* Task to carry out
List each line from the entries below that contains the string "folder".

[Layout records]
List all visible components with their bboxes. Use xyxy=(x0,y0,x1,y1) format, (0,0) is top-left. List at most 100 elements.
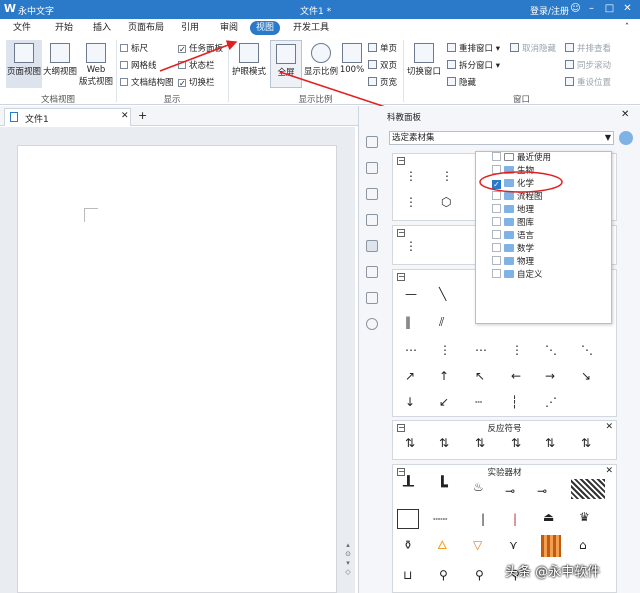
dashed-vertical-bond-icon[interactable]: ┆ xyxy=(511,396,518,408)
dropdown-item-gallery[interactable]: 图库 xyxy=(492,217,534,229)
folder-icon xyxy=(504,257,514,265)
wire-gauze-icon[interactable] xyxy=(571,479,605,499)
folder-icon xyxy=(504,218,514,226)
dotted-diagonal-bond-icon[interactable]: ⋱ xyxy=(545,344,557,356)
section-close-icon[interactable]: ✕ xyxy=(605,466,613,476)
document-tab[interactable]: 文件1 ✕ xyxy=(4,108,131,126)
settings-icon[interactable] xyxy=(619,131,633,145)
chevron-down-icon: ▼ xyxy=(604,133,611,142)
copy-icon[interactable] xyxy=(366,266,378,278)
dashed-line-icon[interactable]: ┄┄ xyxy=(433,513,447,525)
checkbox-icon xyxy=(492,243,501,252)
burner-icon[interactable]: ♨ xyxy=(473,481,484,493)
arrow-se-icon[interactable]: ↘ xyxy=(581,370,591,382)
arrow-down-icon[interactable]: ↓ xyxy=(405,396,415,408)
structure-icon[interactable]: ⋮ xyxy=(405,240,417,252)
dropdown-item-math[interactable]: 数学 xyxy=(492,243,534,255)
document-page[interactable] xyxy=(17,145,337,593)
flame-large-icon[interactable] xyxy=(541,535,561,557)
reaction-symbol-icon[interactable]: ⇅ xyxy=(511,437,521,449)
dropdown-item-recent[interactable]: 最近使用 xyxy=(492,152,551,164)
checkbox-icon xyxy=(492,204,501,213)
dropper-icon[interactable]: ⊸ xyxy=(537,485,547,497)
diagonal-bond-icon[interactable]: ╲ xyxy=(439,288,446,300)
reaction-symbol-icon[interactable]: ⇅ xyxy=(405,437,415,449)
arrow-ne-icon[interactable]: ↗ xyxy=(405,370,415,382)
arrow-to-review-tab xyxy=(159,40,238,72)
panel-close-icon[interactable]: ✕ xyxy=(621,109,629,120)
edit-icon[interactable] xyxy=(366,292,378,304)
molecule-icon[interactable]: ⋮ xyxy=(405,170,417,182)
checkbox-icon xyxy=(492,269,501,278)
vertical-scroll-buttons[interactable]: ▴ ⊙ ▾ ◇ xyxy=(343,541,353,593)
double-bond-icon[interactable]: ‖ xyxy=(405,316,411,328)
help-icon[interactable] xyxy=(366,318,378,330)
collapse-icon[interactable]: − xyxy=(397,229,405,237)
document-workspace: ▴ ⊙ ▾ ◇ xyxy=(0,127,355,593)
flask-icon[interactable]: ⚲ xyxy=(475,569,484,581)
collapse-icon[interactable]: − xyxy=(397,273,405,281)
funnel-icon[interactable]: ⋎ xyxy=(509,539,518,551)
document-tab-strip: 文件1 ✕ + xyxy=(0,106,360,126)
sliders-icon[interactable] xyxy=(366,162,378,174)
lamp-icon[interactable]: ⏏ xyxy=(543,511,554,523)
dotted-vertical-bond-icon[interactable]: ⋮ xyxy=(511,344,523,356)
glass-rod-icon[interactable]: | xyxy=(481,513,485,525)
folder-icon xyxy=(504,205,514,213)
thermometer-icon[interactable]: ⊸ xyxy=(505,485,515,497)
flask-icon[interactable]: ⚲ xyxy=(439,569,448,581)
checkbox-icon xyxy=(492,217,501,226)
dropdown-item-physics[interactable]: 物理 xyxy=(492,256,534,268)
dotted-vertical-bond-icon[interactable]: ⋮ xyxy=(439,344,451,356)
single-bond-icon[interactable]: — xyxy=(405,288,417,300)
checkbox-icon xyxy=(492,230,501,239)
molecule-icon[interactable]: ⋮ xyxy=(441,170,453,182)
arrow-right-icon[interactable]: → xyxy=(545,370,555,382)
highlight-ellipse xyxy=(479,171,563,193)
flame-icon[interactable]: ▽ xyxy=(473,539,482,551)
folder-icon xyxy=(504,244,514,252)
alcohol-lamp-icon[interactable]: ⚱ xyxy=(403,539,413,551)
molecule-icon[interactable]: ⋮ xyxy=(405,196,417,208)
pen-icon[interactable] xyxy=(366,136,378,148)
crucible-icon[interactable]: ♛ xyxy=(579,511,590,523)
reaction-symbol-icon[interactable]: ⇅ xyxy=(545,437,555,449)
arrow-nw-icon[interactable]: ↖ xyxy=(475,370,485,382)
dashed-diagonal-bond-icon[interactable]: ⋰ xyxy=(545,396,557,408)
layers-icon[interactable] xyxy=(366,188,378,200)
checkbox-icon xyxy=(492,152,501,161)
dotted-bond-icon[interactable]: ⋯ xyxy=(475,344,487,356)
rod-icon[interactable]: | xyxy=(513,513,517,525)
box-icon[interactable] xyxy=(397,509,419,529)
arrow-sw-icon[interactable]: ↙ xyxy=(439,396,449,408)
flame-icon[interactable]: 🜂 xyxy=(437,539,448,551)
panel-title: 科教面板 xyxy=(387,113,422,123)
material-set-select[interactable]: 选定素材集 ▼ xyxy=(389,131,614,145)
diagonal-double-bond-icon[interactable]: ⫽ xyxy=(439,316,444,328)
arrow-left-icon[interactable]: ← xyxy=(511,370,521,382)
reaction-symbol-icon[interactable]: ⇅ xyxy=(475,437,485,449)
dropdown-item-language[interactable]: 语言 xyxy=(492,230,534,242)
stand-icon[interactable]: ┗ xyxy=(437,478,448,496)
beaker-icon[interactable]: ⊔ xyxy=(403,569,412,581)
bell-jar-icon[interactable]: ⌂ xyxy=(579,539,587,551)
dashed-bond-icon[interactable]: ┄ xyxy=(475,396,482,408)
folder-icon xyxy=(504,270,514,278)
stand-icon[interactable]: ┸ xyxy=(403,478,414,496)
new-tab-icon[interactable]: + xyxy=(138,109,147,122)
dotted-bond-icon[interactable]: ⋯ xyxy=(405,344,417,356)
dropdown-item-geography[interactable]: 地理 xyxy=(492,204,534,216)
reaction-symbol-icon[interactable]: ⇅ xyxy=(581,437,591,449)
panel-sidebar xyxy=(359,126,385,593)
clipboard-icon[interactable] xyxy=(366,240,378,252)
dropdown-item-custom[interactable]: 自定义 xyxy=(492,269,543,281)
collapse-icon[interactable]: − xyxy=(397,157,405,165)
flask-icon[interactable]: ⬡ xyxy=(441,196,451,208)
section-close-icon[interactable]: ✕ xyxy=(605,422,613,432)
arrow-up-icon[interactable]: ↑ xyxy=(439,370,449,382)
close-tab-icon[interactable]: ✕ xyxy=(121,111,129,121)
document-icon xyxy=(504,153,514,161)
reaction-symbol-icon[interactable]: ⇅ xyxy=(439,437,449,449)
dotted-diagonal-bond-icon[interactable]: ⋱ xyxy=(581,344,593,356)
lock-icon[interactable] xyxy=(366,214,378,226)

* Solved problem
folder-icon xyxy=(504,257,514,265)
folder-icon xyxy=(504,218,514,226)
folder-icon xyxy=(504,205,514,213)
folder-icon xyxy=(504,244,514,252)
folder-icon xyxy=(504,270,514,278)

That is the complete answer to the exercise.